• **작업 지시**:
아래 모든 항목의 줄을 수정하여 "legend-label" 표기를 전부 "legend-text" 표기로 바꾸고 나머지는 그대로 다시 쓰세요. 답에는 그림을 넣지 마세요.

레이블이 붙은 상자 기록
# # # #

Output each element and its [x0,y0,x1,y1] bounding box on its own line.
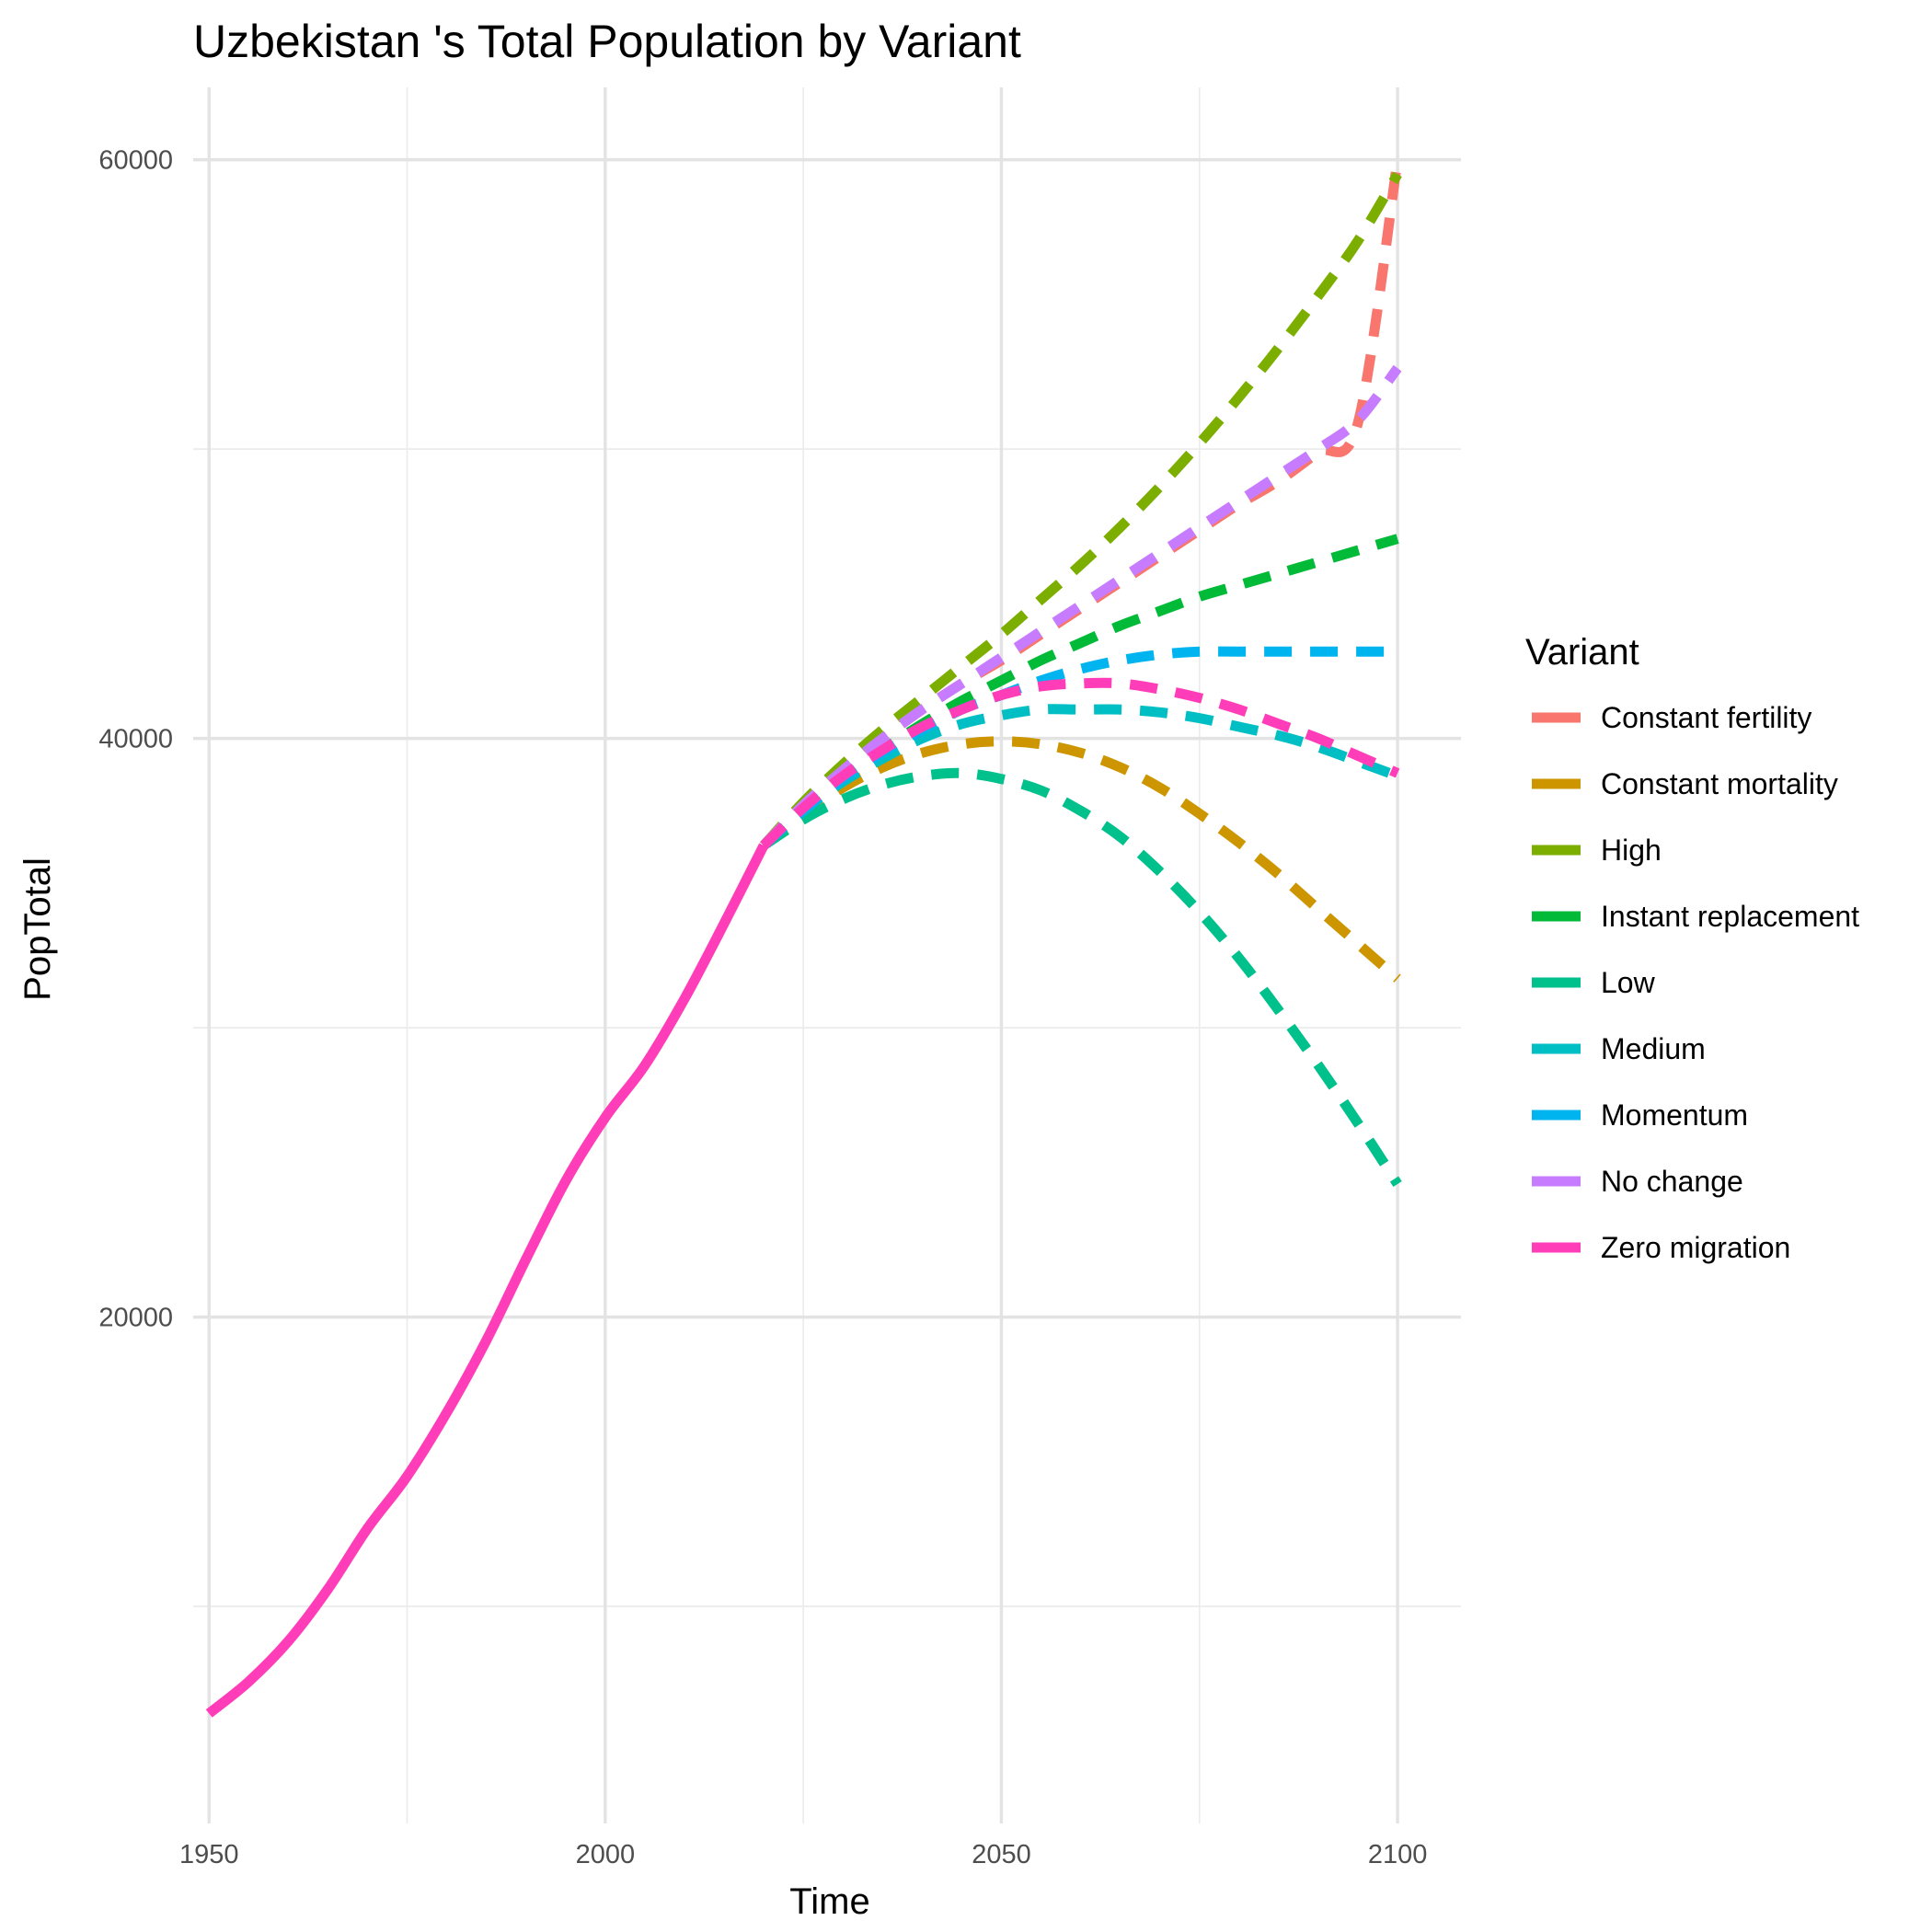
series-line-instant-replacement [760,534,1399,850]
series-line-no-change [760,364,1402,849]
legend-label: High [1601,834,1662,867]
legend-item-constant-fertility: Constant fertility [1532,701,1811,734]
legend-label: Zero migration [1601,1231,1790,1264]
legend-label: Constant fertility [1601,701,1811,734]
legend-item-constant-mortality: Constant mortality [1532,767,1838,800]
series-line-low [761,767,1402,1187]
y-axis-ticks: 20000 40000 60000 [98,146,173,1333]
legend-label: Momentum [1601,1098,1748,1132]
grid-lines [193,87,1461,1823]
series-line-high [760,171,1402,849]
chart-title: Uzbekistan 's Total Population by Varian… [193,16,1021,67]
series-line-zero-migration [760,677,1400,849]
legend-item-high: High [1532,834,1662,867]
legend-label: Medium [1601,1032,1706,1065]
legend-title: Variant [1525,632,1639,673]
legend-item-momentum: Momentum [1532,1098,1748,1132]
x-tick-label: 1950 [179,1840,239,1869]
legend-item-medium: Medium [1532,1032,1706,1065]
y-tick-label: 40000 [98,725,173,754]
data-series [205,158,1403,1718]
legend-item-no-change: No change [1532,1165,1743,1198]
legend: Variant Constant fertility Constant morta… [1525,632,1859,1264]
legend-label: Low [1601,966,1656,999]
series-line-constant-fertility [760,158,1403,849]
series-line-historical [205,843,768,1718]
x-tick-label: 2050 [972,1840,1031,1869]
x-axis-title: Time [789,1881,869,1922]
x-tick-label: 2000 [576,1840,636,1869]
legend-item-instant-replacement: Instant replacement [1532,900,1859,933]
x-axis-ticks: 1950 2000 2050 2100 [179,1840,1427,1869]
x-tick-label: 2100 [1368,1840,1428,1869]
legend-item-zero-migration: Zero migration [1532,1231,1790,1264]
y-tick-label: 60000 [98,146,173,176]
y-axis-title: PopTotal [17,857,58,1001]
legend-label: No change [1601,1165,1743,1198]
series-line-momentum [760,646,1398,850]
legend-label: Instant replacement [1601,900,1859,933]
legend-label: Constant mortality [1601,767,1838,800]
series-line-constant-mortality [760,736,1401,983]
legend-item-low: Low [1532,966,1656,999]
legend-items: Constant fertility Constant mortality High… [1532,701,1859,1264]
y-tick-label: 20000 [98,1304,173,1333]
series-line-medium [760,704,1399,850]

# # # #

• **최종 결과**:
Output each element and its [x0,y0,x1,y1] bounding box on its own line.
series-line-instant-replacement [760,534,1399,850]
series-line-no-change [760,364,1402,849]
legend-text: High [1601,834,1662,867]
legend-item-constant-fertility: Constant fertility [1532,701,1811,734]
legend-text: Zero migration [1601,1231,1790,1264]
legend-text: Constant fertility [1601,701,1811,734]
legend-item-constant-mortality: Constant mortality [1532,767,1838,800]
series-line-low [761,767,1402,1187]
y-axis-ticks: 20000 40000 60000 [98,146,173,1333]
legend-text: Momentum [1601,1098,1748,1132]
grid-lines [193,87,1461,1823]
series-line-high [760,171,1402,849]
chart-title: Uzbekistan 's Total Population by Varian… [193,16,1021,67]
series-line-zero-migration [760,677,1400,849]
legend-item-high: High [1532,834,1662,867]
legend-text: Medium [1601,1032,1706,1065]
legend-title: Variant [1525,632,1639,673]
legend-item-momentum: Momentum [1532,1098,1748,1132]
x-tick-label: 1950 [179,1840,239,1869]
legend-item-medium: Medium [1532,1032,1706,1065]
y-tick-label: 40000 [98,725,173,754]
data-series [205,158,1403,1718]
legend-item-no-change: No change [1532,1165,1743,1198]
legend: Variant Constant fertility Constant morta… [1525,632,1859,1264]
legend-text: Low [1601,966,1656,999]
series-line-constant-fertility [760,158,1403,849]
series-line-historical [205,843,768,1718]
x-tick-label: 2050 [972,1840,1031,1869]
x-axis-title: Time [789,1881,869,1922]
x-tick-label: 2000 [576,1840,636,1869]
legend-item-instant-replacement: Instant replacement [1532,900,1859,933]
x-axis-ticks: 1950 2000 2050 2100 [179,1840,1427,1869]
x-tick-label: 2100 [1368,1840,1428,1869]
legend-item-zero-migration: Zero migration [1532,1231,1790,1264]
y-tick-label: 60000 [98,146,173,176]
y-axis-title: PopTotal [17,857,58,1001]
legend-text: No change [1601,1165,1743,1198]
series-line-momentum [760,646,1398,850]
legend-text: Instant replacement [1601,900,1859,933]
legend-text: Constant mortality [1601,767,1838,800]
series-line-constant-mortality [760,736,1401,983]
legend-item-low: Low [1532,966,1656,999]
legend-items: Constant fertility Constant mortality High… [1532,701,1859,1264]
y-tick-label: 20000 [98,1304,173,1333]
series-line-medium [760,704,1399,850]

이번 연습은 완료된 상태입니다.